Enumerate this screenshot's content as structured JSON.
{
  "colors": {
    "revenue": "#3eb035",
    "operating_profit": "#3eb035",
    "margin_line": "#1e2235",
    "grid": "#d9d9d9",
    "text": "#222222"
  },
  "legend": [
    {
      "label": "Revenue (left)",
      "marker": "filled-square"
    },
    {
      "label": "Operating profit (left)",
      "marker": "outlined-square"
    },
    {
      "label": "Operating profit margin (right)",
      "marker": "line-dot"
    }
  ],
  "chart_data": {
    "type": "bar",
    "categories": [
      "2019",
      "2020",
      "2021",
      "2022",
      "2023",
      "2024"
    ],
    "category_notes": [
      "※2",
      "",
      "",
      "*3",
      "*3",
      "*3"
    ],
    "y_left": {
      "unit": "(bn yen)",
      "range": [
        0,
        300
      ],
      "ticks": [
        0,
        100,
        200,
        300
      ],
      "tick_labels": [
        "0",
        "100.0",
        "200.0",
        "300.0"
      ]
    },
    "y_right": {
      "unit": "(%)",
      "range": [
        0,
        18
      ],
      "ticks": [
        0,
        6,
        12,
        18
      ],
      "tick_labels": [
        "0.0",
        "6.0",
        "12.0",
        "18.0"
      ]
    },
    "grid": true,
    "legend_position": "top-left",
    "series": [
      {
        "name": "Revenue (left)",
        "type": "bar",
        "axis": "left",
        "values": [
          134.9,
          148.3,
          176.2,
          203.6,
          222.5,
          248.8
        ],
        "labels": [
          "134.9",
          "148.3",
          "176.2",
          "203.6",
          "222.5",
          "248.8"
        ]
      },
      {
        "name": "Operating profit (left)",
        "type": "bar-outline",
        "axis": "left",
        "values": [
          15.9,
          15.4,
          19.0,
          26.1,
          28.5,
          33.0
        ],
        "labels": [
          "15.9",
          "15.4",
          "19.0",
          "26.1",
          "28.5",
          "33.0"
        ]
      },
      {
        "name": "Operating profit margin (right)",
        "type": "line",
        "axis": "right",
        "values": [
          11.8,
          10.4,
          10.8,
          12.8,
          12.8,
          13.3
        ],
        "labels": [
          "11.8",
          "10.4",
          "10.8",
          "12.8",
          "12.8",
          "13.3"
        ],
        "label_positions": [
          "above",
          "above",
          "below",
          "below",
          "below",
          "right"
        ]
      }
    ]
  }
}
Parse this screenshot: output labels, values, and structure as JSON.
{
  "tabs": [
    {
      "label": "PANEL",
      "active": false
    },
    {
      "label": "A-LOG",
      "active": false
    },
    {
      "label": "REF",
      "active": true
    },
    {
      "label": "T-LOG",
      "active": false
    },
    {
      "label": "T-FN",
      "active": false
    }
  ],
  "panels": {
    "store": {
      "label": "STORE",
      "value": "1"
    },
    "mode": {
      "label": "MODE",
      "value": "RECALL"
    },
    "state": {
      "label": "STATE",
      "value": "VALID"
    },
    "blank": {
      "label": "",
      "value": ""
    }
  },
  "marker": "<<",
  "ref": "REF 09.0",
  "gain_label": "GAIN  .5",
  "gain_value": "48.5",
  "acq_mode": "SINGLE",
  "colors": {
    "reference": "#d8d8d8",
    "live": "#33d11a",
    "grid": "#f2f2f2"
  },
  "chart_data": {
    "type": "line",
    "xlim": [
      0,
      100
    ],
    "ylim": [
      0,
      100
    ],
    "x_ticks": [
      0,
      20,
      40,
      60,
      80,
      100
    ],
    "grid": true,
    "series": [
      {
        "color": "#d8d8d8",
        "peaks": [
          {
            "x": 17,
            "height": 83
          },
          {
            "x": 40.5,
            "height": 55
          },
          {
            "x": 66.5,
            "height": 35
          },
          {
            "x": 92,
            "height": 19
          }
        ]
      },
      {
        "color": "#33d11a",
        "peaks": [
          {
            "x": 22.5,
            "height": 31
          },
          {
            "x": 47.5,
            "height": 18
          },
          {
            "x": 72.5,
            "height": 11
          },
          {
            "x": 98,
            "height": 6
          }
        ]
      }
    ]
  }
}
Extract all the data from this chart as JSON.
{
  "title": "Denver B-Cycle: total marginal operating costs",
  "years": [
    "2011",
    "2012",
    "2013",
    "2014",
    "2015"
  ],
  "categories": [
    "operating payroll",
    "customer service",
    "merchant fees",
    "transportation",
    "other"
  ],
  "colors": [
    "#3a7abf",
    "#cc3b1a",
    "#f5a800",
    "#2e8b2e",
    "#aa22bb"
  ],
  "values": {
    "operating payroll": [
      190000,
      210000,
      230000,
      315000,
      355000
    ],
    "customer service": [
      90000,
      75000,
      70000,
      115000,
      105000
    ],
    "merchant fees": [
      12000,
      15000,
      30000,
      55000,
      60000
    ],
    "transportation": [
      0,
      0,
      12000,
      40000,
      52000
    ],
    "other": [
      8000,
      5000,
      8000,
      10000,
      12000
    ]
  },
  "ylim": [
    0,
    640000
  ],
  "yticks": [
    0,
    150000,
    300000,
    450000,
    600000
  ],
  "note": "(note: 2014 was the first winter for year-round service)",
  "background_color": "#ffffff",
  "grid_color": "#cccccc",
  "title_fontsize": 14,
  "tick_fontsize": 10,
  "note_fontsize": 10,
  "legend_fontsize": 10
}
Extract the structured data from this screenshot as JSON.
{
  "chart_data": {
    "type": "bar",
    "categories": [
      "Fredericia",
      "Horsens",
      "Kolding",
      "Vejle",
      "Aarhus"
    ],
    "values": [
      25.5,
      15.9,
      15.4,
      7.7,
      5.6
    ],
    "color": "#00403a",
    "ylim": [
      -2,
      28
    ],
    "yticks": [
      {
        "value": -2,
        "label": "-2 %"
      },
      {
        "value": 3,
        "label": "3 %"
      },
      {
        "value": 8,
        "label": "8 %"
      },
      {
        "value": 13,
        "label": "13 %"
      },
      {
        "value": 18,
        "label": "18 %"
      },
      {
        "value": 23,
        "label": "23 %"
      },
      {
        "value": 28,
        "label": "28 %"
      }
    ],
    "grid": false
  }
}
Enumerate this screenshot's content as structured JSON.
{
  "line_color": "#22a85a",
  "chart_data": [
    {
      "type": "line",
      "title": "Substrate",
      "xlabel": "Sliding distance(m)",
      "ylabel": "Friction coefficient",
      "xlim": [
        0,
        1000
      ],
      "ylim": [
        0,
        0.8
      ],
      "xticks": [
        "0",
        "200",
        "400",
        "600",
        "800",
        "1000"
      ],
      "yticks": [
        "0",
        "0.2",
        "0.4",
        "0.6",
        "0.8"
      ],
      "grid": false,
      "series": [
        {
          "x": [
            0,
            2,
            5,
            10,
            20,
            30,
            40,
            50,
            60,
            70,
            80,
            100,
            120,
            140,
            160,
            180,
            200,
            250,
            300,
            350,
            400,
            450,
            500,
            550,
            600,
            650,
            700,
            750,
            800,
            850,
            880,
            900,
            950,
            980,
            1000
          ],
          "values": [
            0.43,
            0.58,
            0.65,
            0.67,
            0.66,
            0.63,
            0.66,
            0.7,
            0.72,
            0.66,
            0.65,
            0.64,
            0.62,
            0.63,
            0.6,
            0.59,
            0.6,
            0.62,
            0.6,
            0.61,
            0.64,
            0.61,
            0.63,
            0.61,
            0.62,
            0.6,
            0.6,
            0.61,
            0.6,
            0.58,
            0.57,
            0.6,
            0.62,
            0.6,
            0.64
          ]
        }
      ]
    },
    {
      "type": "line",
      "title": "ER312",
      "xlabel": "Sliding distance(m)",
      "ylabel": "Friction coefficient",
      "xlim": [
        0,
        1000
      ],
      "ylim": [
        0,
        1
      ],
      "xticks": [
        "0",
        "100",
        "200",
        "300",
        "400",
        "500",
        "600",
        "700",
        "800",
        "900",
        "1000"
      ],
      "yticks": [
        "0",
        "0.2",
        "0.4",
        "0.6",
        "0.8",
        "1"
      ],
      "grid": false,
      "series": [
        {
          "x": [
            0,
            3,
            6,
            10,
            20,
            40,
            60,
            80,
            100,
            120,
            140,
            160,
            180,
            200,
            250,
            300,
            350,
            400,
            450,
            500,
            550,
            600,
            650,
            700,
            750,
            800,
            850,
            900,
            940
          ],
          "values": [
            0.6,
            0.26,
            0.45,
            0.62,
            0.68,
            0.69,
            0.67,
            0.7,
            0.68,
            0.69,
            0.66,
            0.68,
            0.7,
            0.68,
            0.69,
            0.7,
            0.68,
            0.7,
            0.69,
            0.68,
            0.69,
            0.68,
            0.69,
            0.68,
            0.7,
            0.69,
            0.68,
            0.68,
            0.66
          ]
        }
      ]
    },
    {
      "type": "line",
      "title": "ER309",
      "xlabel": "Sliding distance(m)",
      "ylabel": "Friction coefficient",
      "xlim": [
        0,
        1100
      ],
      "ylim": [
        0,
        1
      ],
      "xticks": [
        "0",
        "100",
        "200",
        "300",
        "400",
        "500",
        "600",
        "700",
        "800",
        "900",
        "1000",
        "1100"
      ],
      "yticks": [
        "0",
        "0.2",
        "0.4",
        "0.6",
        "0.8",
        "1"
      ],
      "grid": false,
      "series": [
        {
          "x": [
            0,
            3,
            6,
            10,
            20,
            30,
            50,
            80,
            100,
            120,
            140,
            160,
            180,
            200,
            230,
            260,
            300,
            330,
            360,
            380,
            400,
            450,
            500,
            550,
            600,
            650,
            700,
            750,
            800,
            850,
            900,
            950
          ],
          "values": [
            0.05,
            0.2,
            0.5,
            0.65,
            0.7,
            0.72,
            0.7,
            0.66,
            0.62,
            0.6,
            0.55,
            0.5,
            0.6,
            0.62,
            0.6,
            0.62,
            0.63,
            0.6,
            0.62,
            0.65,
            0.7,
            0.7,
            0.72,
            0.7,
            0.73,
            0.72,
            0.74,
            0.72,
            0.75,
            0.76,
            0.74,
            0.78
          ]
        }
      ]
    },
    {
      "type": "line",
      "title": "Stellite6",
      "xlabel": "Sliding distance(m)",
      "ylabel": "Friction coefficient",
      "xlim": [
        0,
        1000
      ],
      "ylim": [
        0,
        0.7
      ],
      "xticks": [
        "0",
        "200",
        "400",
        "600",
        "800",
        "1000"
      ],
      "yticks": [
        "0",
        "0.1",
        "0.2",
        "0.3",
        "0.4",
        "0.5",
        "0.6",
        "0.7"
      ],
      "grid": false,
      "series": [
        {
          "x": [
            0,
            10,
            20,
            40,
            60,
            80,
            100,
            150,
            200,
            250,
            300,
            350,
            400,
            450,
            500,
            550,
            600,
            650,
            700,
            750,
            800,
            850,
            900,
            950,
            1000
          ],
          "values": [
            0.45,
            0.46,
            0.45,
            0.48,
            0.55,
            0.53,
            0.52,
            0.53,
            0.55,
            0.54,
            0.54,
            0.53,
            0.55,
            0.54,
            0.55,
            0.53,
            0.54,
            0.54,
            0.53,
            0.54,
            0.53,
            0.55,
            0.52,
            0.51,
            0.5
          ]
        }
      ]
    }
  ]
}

═══

§ Set problem: Using the records above, copy every line that has the word "name" in it.

§ Task response:
        "name": "Revenue (left)",
        "name": "Operating profit (left)",
        "name": "Operating profit margin (right)",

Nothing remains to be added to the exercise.